* **Records for this task**:
----
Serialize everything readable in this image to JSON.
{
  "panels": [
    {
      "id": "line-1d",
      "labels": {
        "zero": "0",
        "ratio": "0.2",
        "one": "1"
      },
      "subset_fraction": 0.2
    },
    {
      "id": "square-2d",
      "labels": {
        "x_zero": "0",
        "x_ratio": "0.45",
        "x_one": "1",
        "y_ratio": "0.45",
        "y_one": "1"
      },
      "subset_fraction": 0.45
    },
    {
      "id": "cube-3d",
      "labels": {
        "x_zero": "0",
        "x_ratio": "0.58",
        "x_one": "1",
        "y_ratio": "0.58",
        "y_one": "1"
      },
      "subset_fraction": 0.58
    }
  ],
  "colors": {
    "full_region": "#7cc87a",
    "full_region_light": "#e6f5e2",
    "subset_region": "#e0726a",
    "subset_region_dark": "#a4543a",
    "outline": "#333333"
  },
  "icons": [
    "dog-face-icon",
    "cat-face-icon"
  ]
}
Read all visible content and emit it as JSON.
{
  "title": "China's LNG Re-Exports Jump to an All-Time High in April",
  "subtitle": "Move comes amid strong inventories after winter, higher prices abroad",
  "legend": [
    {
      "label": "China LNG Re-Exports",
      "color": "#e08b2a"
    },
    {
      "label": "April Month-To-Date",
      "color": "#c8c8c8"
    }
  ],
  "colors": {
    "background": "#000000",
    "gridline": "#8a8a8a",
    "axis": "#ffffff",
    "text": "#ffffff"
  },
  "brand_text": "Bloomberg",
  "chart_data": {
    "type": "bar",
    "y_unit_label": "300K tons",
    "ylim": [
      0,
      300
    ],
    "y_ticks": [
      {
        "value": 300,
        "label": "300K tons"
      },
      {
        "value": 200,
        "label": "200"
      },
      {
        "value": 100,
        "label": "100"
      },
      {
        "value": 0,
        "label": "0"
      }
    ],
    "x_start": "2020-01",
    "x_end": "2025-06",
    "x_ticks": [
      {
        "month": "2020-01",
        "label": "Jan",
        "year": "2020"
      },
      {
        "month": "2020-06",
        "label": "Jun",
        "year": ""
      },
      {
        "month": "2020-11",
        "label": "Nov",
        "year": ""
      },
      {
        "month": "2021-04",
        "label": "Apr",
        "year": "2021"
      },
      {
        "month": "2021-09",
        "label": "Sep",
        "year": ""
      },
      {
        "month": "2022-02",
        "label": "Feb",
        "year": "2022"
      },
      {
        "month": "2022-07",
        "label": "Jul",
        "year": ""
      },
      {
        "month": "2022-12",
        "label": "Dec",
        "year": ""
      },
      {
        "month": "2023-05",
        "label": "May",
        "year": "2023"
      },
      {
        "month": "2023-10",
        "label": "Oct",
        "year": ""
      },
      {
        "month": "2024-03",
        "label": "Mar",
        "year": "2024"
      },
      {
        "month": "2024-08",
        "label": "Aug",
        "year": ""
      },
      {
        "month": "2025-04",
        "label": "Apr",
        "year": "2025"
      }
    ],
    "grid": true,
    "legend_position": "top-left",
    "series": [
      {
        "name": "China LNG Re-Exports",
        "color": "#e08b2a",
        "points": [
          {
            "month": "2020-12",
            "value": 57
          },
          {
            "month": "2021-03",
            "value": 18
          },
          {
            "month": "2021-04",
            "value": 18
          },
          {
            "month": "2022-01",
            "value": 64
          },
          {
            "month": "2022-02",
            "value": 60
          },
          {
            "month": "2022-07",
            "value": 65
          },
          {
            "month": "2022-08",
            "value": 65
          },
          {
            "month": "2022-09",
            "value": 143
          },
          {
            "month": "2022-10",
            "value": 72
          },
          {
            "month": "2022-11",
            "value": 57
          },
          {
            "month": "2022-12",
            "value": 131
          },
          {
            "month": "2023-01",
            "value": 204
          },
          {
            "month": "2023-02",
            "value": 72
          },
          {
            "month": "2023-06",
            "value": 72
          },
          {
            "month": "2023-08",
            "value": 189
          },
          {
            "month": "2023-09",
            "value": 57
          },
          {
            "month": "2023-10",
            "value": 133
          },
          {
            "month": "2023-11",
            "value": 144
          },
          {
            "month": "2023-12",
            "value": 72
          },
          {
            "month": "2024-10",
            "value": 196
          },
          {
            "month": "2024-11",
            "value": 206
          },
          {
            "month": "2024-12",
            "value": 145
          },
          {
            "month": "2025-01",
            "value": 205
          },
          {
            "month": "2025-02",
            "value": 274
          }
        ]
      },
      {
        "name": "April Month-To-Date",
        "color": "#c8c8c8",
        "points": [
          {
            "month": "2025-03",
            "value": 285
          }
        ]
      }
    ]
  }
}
----
* **The task**: Give the listing again, word for word.

* **Worked solution**:
Serialize everything readable in this image to JSON.
{
  "panels": [
    {
      "id": "line-1d",
      "labels": {
        "zero": "0",
        "ratio": "0.2",
        "one": "1"
      },
      "subset_fraction": 0.2
    },
    {
      "id": "square-2d",
      "labels": {
        "x_zero": "0",
        "x_ratio": "0.45",
        "x_one": "1",
        "y_ratio": "0.45",
        "y_one": "1"
      },
      "subset_fraction": 0.45
    },
    {
      "id": "cube-3d",
      "labels": {
        "x_zero": "0",
        "x_ratio": "0.58",
        "x_one": "1",
        "y_ratio": "0.58",
        "y_one": "1"
      },
      "subset_fraction": 0.58
    }
  ],
  "colors": {
    "full_region": "#7cc87a",
    "full_region_light": "#e6f5e2",
    "subset_region": "#e0726a",
    "subset_region_dark": "#a4543a",
    "outline": "#333333"
  },
  "icons": [
    "dog-face-icon",
    "cat-face-icon"
  ]
}
Read all visible content and emit it as JSON.
{
  "title": "China's LNG Re-Exports Jump to an All-Time High in April",
  "subtitle": "Move comes amid strong inventories after winter, higher prices abroad",
  "legend": [
    {
      "label": "China LNG Re-Exports",
      "color": "#e08b2a"
    },
    {
      "label": "April Month-To-Date",
      "color": "#c8c8c8"
    }
  ],
  "colors": {
    "background": "#000000",
    "gridline": "#8a8a8a",
    "axis": "#ffffff",
    "text": "#ffffff"
  },
  "brand_text": "Bloomberg",
  "chart_data": {
    "type": "bar",
    "y_unit_label": "300K tons",
    "ylim": [
      0,
      300
    ],
    "y_ticks": [
      {
        "value": 300,
        "label": "300K tons"
      },
      {
        "value": 200,
        "label": "200"
      },
      {
        "value": 100,
        "label": "100"
      },
      {
        "value": 0,
        "label": "0"
      }
    ],
    "x_start": "2020-01",
    "x_end": "2025-06",
    "x_ticks": [
      {
        "month": "2020-01",
        "label": "Jan",
        "year": "2020"
      },
      {
        "month": "2020-06",
        "label": "Jun",
        "year": ""
      },
      {
        "month": "2020-11",
        "label": "Nov",
        "year": ""
      },
      {
        "month": "2021-04",
        "label": "Apr",
        "year": "2021"
      },
      {
        "month": "2021-09",
        "label": "Sep",
        "year": ""
      },
      {
        "month": "2022-02",
        "label": "Feb",
        "year": "2022"
      },
      {
        "month": "2022-07",
        "label": "Jul",
        "year": ""
      },
      {
        "month": "2022-12",
        "label": "Dec",
        "year": ""
      },
      {
        "month": "2023-05",
        "label": "May",
        "year": "2023"
      },
      {
        "month": "2023-10",
        "label": "Oct",
        "year": ""
      },
      {
        "month": "2024-03",
        "label": "Mar",
        "year": "2024"
      },
      {
        "month": "2024-08",
        "label": "Aug",
        "year": ""
      },
      {
        "month": "2025-04",
        "label": "Apr",
        "year": "2025"
      }
    ],
    "grid": true,
    "legend_position": "top-left",
    "series": [
      {
        "name": "China LNG Re-Exports",
        "color": "#e08b2a",
        "points": [
          {
            "month": "2020-12",
            "value": 57
          },
          {
            "month": "2021-03",
            "value": 18
          },
          {
            "month": "2021-04",
            "value": 18
          },
          {
            "month": "2022-01",
            "value": 64
          },
          {
            "month": "2022-02",
            "value": 60
          },
          {
            "month": "2022-07",
            "value": 65
          },
          {
            "month": "2022-08",
            "value": 65
          },
          {
            "month": "2022-09",
            "value": 143
          },
          {
            "month": "2022-10",
            "value": 72
          },
          {
            "month": "2022-11",
            "value": 57
          },
          {
            "month": "2022-12",
            "value": 131
          },
          {
            "month": "2023-01",
            "value": 204
          },
          {
            "month": "2023-02",
            "value": 72
          },
          {
            "month": "2023-06",
            "value": 72
          },
          {
            "month": "2023-08",
            "value": 189
          },
          {
            "month": "2023-09",
            "value": 57
          },
          {
            "month": "2023-10",
            "value": 133
          },
          {
            "month": "2023-11",
            "value": 144
          },
          {
            "month": "2023-12",
            "value": 72
          },
          {
            "month": "2024-10",
            "value": 196
          },
          {
            "month": "2024-11",
            "value": 206
          },
          {
            "month": "2024-12",
            "value": 145
          },
          {
            "month": "2025-01",
            "value": 205
          },
          {
            "month": "2025-02",
            "value": 274
          }
        ]
      },
      {
        "name": "April Month-To-Date",
        "color": "#c8c8c8",
        "points": [
          {
            "month": "2025-03",
            "value": 285
          }
        ]
      }
    ]
  }
}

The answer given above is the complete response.